| Задания |
• A. В каком году Берггольц сочинила строку «Никто не забыт, ничто не забыто» для мемориала на Пискаревском кладбище? Ответ ищите в тексте о Берггольц.
• B. Перепишите слово в слово отрывок из текста о Берггольц, начиная с «Берггольц полностью воспроизводит» и заканчивая «все ее письмо.».

И есть совсем другая, если не сказать противоположная линия, возникающая в дописанных в 1960-х годах воспоминаниях Берггольц. Вспоминает она еще одно выступление
в передаче «Говорит Ленинград» – в конце сентября 1941 года, в дни жесточайших артиллерийских и воздушных налетов, выступление Анны Андреевны Ахматовой. Мы записывали ее не в студии, а в писательском доме, так называемом «недоскребе», в квартире М. М. Зощенко. Как назло, был сильнейший артобстрел, мы нервничали, запись долго не налаживалась. Я записала под диктовку Анны Андреевны ее небольшое выступление, которое она потом сама выправила, и этот – тоже уже пожелтевший – листок я тоже до сих пор храню бережно, как черновичок выступления Шостаковича. И если до сих пор, через два десятка лет, звучит во мне глуховатый и мудро-спокойный голос Шостаковича и почти клокочущий, то высокий, то страстно-низкий голос Вишневского, то не забыть мне и того, как через несколько часов после записи понесся над вечерним, темно-золотым, на минуту стихшим Ленинградом глубокий, трагический и гордый голос «музы плача».
Берггольц полностью воспроизводит в своей книге речь Ахматовой. Кажется, она хочет говорить одновременно как Ахматова и Вишневский. Драма этой несовместимости пронизывает все ее письмо.
Берггольц была едва ли не единственной, кто параллельно доминировавшей беллетристической линии продолжал ленинградскую тему после войны в лирико-дневниковом ключе: тема памяти останется для нее центральной и найдет свое разрешение в, пожалуй, самой известной ее строке, сочиненной для мемориала на Пискаревском кладбище в 1959 году, но ставшей символом памяти о войне на многие десятилетия, повторяясь на бесчисленных памятниках по всей стране: «Никто не забыт, ничто не забыто».
О том, что остается в памяти вместо опыта травмы, говорят два очерка, которыми Берггольц завершает новое издание книги «Говорит Ленинград». Очерк 1957 года «Вечно юный» посвящен судьбам нескольких участников обороны Ленинграда. Основная мысль его сводится к идее бессмертия, которое заключено в бессмертии вечно молодеющего города. С одной стороны, автору «в глубине сердца чуть-чуть грустно от происходящих изменений», поскольку «у меня, человека, жизнь уже сокращается, а он, город, наоборот, идет к вечной юности, к расцвету». И тут же возникает другая мысль – вполне религиозная по своему смыслу:
все мои радости, все горести, весь труд – и не только мои, а и дяди Леши, и Тодорова, и сотен тысяч других – ведь это же все останется в нем, как остались жизнь и труд предыдущих поколений и отдельных людей. Значит, ничто не исчезнет. Значит, пока стоит Ленинград, вечно будут живы те, кто его любил, кто вложил в него жизнь и веру…
Это, условно говоря, голос Ахматовой («для славы мертвых нет»).

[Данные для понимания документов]

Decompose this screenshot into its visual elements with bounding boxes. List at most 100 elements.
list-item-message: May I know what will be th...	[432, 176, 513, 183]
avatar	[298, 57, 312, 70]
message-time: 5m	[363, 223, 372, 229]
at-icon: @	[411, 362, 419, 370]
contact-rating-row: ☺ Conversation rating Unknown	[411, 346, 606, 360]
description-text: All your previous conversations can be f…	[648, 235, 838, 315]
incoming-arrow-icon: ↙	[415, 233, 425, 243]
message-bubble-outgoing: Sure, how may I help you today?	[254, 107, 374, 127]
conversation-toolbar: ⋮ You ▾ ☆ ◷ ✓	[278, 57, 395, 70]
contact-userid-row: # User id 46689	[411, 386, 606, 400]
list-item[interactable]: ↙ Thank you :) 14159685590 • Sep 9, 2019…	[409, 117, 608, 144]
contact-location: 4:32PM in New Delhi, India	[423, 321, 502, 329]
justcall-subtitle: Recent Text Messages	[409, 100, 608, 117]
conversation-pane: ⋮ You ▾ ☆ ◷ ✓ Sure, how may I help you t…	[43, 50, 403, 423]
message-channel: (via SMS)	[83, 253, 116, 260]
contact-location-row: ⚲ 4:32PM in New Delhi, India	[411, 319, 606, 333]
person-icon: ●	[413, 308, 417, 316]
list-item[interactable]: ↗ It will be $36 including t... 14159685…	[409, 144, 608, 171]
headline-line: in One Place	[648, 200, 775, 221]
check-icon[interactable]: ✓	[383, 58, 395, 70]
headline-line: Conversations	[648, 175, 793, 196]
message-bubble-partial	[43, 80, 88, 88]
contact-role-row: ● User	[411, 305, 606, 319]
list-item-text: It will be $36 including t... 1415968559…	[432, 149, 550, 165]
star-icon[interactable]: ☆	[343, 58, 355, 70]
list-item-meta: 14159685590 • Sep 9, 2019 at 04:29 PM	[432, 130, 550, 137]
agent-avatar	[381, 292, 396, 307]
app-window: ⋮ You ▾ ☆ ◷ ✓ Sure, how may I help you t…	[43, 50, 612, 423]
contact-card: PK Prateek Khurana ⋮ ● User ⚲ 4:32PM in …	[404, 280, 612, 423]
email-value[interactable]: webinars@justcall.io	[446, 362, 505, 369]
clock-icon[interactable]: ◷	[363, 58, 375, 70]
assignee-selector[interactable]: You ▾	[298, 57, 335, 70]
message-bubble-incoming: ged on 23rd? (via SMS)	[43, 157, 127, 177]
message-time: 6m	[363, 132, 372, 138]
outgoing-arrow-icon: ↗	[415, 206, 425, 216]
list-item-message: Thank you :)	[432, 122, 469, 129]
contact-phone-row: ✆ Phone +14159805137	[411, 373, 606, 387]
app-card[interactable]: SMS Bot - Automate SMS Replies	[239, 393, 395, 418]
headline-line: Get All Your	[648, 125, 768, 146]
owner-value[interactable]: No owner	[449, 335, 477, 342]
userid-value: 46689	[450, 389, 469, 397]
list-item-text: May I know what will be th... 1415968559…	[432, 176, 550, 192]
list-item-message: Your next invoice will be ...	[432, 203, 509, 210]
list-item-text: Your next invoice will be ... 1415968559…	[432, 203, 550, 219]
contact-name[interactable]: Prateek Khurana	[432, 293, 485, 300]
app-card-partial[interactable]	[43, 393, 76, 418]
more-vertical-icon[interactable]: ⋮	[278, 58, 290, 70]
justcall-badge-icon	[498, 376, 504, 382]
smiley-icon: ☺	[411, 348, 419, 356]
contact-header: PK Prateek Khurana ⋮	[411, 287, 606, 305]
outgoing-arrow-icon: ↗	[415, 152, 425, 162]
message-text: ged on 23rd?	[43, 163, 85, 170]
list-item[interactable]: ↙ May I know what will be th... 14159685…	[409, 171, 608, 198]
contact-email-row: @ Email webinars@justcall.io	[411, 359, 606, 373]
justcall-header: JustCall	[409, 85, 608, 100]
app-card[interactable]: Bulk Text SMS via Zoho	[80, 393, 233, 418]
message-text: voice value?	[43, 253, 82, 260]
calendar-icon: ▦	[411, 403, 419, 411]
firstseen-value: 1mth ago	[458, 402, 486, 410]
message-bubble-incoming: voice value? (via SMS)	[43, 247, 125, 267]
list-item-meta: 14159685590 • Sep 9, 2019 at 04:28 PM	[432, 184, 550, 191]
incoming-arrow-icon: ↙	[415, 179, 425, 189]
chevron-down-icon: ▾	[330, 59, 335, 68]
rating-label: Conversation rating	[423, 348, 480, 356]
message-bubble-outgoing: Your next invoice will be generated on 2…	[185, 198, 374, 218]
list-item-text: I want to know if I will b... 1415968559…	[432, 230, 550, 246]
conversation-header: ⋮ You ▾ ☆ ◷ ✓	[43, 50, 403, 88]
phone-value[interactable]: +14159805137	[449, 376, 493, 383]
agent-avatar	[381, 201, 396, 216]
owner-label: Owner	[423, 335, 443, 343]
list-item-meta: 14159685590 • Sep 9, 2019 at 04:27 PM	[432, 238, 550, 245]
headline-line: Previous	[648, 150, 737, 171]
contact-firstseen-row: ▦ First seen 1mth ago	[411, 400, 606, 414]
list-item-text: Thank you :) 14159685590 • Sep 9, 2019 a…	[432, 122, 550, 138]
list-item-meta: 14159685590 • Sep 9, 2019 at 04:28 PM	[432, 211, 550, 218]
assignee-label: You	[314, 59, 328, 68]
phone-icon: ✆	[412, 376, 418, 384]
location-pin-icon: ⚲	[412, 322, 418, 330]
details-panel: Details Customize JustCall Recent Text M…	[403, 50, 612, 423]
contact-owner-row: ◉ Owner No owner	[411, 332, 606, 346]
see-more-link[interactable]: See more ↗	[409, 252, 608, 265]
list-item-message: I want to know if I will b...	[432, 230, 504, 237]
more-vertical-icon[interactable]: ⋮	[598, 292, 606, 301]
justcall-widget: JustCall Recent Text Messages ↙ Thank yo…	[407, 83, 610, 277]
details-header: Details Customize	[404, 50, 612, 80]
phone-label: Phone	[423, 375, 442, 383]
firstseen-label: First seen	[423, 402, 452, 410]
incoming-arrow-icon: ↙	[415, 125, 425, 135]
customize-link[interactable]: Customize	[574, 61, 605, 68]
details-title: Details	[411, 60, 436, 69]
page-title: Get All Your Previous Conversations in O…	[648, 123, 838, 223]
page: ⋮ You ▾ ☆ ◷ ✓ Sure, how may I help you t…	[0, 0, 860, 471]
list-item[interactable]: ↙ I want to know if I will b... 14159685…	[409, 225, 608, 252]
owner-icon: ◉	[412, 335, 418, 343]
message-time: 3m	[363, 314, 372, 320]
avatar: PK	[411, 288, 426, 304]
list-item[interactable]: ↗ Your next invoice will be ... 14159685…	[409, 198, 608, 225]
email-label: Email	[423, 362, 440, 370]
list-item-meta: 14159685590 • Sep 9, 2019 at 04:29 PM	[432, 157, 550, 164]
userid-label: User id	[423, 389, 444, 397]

| Ожидаемые ответы |
• A. В 1959 году.

• B.
Берггольц полностью воспроизводит в своей книге речь Ахматовой. Кажется, она хочет говорить одновременно как Ахматова и Вишневский. Драма этой несовместимости пронизывает все ее письмо.